— start Records provided —

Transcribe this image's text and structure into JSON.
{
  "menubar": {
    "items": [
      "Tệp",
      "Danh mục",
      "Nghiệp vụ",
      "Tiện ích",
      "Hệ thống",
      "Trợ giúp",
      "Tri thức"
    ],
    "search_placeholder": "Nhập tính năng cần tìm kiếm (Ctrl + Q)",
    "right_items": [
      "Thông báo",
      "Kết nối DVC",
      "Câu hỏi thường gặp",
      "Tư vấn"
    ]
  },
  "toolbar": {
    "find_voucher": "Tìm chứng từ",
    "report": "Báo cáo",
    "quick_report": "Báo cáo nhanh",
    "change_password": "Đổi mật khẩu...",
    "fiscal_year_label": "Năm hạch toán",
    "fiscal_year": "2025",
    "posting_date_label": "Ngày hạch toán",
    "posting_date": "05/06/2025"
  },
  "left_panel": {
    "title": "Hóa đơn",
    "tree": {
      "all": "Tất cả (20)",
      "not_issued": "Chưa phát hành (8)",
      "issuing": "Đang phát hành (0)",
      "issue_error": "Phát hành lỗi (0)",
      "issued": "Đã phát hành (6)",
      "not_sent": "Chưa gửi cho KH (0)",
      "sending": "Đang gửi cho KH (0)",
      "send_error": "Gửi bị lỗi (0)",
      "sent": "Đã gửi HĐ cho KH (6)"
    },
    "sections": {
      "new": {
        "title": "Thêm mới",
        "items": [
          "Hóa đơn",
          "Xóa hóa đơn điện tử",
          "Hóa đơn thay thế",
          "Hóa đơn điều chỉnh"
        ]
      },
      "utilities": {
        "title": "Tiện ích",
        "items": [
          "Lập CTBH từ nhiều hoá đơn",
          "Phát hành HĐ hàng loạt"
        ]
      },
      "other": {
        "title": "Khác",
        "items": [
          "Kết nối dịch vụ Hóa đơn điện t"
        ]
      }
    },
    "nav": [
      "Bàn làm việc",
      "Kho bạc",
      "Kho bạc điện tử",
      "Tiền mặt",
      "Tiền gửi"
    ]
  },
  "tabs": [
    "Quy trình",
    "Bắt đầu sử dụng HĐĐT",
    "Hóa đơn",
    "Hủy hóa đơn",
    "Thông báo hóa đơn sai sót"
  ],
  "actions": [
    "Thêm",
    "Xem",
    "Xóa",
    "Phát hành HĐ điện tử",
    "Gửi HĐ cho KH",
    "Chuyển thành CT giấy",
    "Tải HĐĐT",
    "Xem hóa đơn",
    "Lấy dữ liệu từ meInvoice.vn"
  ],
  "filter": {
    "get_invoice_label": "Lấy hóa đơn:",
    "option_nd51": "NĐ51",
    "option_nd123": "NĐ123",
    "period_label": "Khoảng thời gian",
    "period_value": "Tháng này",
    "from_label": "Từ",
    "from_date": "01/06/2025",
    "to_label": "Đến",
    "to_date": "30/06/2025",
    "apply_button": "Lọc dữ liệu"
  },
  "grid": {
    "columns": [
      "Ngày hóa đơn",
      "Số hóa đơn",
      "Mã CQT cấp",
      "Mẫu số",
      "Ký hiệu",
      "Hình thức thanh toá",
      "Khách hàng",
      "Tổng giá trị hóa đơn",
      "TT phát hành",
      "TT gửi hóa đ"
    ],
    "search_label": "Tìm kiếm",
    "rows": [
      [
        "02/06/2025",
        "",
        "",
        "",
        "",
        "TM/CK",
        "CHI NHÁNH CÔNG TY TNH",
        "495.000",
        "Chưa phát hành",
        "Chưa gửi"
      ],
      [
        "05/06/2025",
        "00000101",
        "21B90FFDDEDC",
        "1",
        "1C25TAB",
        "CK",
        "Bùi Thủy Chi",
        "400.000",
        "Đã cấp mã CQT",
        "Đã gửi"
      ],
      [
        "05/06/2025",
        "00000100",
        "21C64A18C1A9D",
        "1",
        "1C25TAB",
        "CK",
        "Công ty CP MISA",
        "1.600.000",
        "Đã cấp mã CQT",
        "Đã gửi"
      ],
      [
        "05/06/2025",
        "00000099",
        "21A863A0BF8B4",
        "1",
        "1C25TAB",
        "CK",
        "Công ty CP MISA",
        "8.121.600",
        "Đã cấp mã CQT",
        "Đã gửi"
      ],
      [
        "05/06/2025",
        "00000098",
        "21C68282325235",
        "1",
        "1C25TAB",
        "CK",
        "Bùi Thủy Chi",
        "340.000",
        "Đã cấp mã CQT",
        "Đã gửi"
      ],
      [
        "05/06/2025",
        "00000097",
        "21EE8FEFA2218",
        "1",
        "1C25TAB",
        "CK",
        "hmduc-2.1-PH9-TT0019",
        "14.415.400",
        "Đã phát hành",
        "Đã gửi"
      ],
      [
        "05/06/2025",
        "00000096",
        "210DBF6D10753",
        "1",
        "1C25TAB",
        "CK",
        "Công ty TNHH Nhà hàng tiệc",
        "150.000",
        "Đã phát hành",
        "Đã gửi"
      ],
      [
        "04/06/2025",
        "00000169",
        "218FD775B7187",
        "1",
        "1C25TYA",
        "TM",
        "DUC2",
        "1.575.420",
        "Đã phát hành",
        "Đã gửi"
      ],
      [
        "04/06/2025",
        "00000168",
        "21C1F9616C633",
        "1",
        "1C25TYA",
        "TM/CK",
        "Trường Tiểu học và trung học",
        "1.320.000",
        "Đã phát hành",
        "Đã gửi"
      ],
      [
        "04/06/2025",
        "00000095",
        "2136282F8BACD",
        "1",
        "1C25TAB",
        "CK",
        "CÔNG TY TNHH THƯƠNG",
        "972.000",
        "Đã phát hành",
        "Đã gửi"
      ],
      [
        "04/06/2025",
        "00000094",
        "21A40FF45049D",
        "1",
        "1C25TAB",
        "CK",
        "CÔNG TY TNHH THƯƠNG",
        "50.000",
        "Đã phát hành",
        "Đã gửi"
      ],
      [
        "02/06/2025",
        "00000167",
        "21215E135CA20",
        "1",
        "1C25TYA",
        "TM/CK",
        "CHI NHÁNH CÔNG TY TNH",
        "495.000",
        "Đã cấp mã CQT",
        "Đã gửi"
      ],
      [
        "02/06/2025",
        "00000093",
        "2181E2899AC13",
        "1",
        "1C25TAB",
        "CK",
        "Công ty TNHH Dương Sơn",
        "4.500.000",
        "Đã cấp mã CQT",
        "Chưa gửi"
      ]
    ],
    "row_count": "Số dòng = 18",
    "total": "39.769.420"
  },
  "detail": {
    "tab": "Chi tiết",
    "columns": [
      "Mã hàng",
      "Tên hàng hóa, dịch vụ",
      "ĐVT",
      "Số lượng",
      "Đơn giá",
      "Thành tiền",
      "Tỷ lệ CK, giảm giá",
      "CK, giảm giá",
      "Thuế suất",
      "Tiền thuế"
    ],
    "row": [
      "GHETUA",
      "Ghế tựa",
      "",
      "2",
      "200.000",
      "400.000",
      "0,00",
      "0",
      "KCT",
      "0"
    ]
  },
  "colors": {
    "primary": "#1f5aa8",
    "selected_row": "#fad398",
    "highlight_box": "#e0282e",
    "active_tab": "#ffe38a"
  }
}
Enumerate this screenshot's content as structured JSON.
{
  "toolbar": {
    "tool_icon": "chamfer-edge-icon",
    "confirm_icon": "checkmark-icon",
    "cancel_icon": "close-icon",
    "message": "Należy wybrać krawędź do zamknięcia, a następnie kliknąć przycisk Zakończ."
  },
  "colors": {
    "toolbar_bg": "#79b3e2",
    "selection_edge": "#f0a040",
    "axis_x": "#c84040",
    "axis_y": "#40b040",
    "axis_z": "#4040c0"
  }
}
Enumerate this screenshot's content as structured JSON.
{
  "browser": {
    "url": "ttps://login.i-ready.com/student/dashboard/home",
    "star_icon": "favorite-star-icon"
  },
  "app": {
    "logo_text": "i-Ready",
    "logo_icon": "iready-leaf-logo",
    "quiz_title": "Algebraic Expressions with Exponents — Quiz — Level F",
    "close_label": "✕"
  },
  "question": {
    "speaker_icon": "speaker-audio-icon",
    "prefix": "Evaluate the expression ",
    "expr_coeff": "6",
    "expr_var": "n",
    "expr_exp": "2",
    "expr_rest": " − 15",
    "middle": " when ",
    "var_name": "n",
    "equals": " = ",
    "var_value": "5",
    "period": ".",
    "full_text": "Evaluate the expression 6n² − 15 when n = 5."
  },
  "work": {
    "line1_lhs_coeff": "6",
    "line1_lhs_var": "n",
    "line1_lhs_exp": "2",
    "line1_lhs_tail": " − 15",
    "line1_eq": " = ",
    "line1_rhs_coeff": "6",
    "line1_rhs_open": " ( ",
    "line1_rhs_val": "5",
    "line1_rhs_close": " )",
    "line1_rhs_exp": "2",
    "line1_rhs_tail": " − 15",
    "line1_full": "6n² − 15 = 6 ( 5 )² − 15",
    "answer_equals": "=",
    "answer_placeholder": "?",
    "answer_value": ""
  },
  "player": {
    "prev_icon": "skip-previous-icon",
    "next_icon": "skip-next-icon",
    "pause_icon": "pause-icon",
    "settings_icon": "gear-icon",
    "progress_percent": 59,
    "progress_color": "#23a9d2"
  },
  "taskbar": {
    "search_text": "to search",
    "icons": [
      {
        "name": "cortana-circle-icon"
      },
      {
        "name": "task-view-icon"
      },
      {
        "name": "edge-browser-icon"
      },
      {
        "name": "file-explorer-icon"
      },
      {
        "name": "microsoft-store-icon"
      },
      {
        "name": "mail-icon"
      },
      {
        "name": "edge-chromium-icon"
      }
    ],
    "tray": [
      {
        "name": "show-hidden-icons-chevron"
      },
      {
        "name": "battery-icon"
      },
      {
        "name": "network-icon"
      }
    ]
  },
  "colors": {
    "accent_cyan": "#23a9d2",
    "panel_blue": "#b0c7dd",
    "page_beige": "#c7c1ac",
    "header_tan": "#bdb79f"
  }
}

— end Records provided —

**Given instruction**
Find each line that has the word "Đang", then copy it out.

**Finished exercise**
      "issuing": "Đang phát hành (0)",
      "sending": "Đang gửi cho KH (0)",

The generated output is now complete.